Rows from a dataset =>
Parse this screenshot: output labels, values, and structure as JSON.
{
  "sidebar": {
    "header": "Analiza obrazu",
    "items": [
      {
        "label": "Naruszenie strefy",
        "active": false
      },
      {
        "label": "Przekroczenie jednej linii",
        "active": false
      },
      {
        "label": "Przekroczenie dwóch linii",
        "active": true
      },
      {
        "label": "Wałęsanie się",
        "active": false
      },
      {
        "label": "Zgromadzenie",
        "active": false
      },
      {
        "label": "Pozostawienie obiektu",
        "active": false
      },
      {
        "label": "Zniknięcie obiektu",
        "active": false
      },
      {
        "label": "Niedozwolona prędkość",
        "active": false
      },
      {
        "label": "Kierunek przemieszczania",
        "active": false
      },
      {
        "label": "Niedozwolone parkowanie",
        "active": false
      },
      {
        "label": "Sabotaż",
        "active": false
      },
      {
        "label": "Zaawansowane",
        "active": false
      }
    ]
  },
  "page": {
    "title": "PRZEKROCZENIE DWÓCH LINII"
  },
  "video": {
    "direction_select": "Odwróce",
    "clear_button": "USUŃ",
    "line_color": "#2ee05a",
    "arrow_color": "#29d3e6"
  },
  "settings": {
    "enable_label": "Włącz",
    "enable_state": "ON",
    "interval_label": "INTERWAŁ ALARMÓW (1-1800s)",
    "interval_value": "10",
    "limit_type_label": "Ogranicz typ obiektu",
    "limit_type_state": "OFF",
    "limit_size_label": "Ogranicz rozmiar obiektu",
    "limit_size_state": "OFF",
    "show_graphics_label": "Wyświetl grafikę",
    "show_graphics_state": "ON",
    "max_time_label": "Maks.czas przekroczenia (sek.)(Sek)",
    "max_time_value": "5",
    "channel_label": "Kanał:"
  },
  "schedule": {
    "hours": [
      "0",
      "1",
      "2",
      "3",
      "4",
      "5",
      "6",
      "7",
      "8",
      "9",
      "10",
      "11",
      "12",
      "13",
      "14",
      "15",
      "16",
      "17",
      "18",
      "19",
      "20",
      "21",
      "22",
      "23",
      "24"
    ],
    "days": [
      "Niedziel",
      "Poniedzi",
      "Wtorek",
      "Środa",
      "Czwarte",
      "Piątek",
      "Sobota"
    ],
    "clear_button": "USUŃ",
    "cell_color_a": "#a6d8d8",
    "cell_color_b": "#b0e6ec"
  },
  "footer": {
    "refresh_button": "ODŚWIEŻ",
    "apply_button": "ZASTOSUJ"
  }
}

Stated goal =>
Make a verbatim copy of every entry shown above.

Exercise solution =>
Parse this screenshot: output labels, values, and structure as JSON.
{
  "sidebar": {
    "header": "Analiza obrazu",
    "items": [
      {
        "label": "Naruszenie strefy",
        "active": false
      },
      {
        "label": "Przekroczenie jednej linii",
        "active": false
      },
      {
        "label": "Przekroczenie dwóch linii",
        "active": true
      },
      {
        "label": "Wałęsanie się",
        "active": false
      },
      {
        "label": "Zgromadzenie",
        "active": false
      },
      {
        "label": "Pozostawienie obiektu",
        "active": false
      },
      {
        "label": "Zniknięcie obiektu",
        "active": false
      },
      {
        "label": "Niedozwolona prędkość",
        "active": false
      },
      {
        "label": "Kierunek przemieszczania",
        "active": false
      },
      {
        "label": "Niedozwolone parkowanie",
        "active": false
      },
      {
        "label": "Sabotaż",
        "active": false
      },
      {
        "label": "Zaawansowane",
        "active": false
      }
    ]
  },
  "page": {
    "title": "PRZEKROCZENIE DWÓCH LINII"
  },
  "video": {
    "direction_select": "Odwróce",
    "clear_button": "USUŃ",
    "line_color": "#2ee05a",
    "arrow_color": "#29d3e6"
  },
  "settings": {
    "enable_label": "Włącz",
    "enable_state": "ON",
    "interval_label": "INTERWAŁ ALARMÓW (1-1800s)",
    "interval_value": "10",
    "limit_type_label": "Ogranicz typ obiektu",
    "limit_type_state": "OFF",
    "limit_size_label": "Ogranicz rozmiar obiektu",
    "limit_size_state": "OFF",
    "show_graphics_label": "Wyświetl grafikę",
    "show_graphics_state": "ON",
    "max_time_label": "Maks.czas przekroczenia (sek.)(Sek)",
    "max_time_value": "5",
    "channel_label": "Kanał:"
  },
  "schedule": {
    "hours": [
      "0",
      "1",
      "2",
      "3",
      "4",
      "5",
      "6",
      "7",
      "8",
      "9",
      "10",
      "11",
      "12",
      "13",
      "14",
      "15",
      "16",
      "17",
      "18",
      "19",
      "20",
      "21",
      "22",
      "23",
      "24"
    ],
    "days": [
      "Niedziel",
      "Poniedzi",
      "Wtorek",
      "Środa",
      "Czwarte",
      "Piątek",
      "Sobota"
    ],
    "clear_button": "USUŃ",
    "cell_color_a": "#a6d8d8",
    "cell_color_b": "#b0e6ec"
  },
  "footer": {
    "refresh_button": "ODŚWIEŻ",
    "apply_button": "ZASTOSUJ"
  }
}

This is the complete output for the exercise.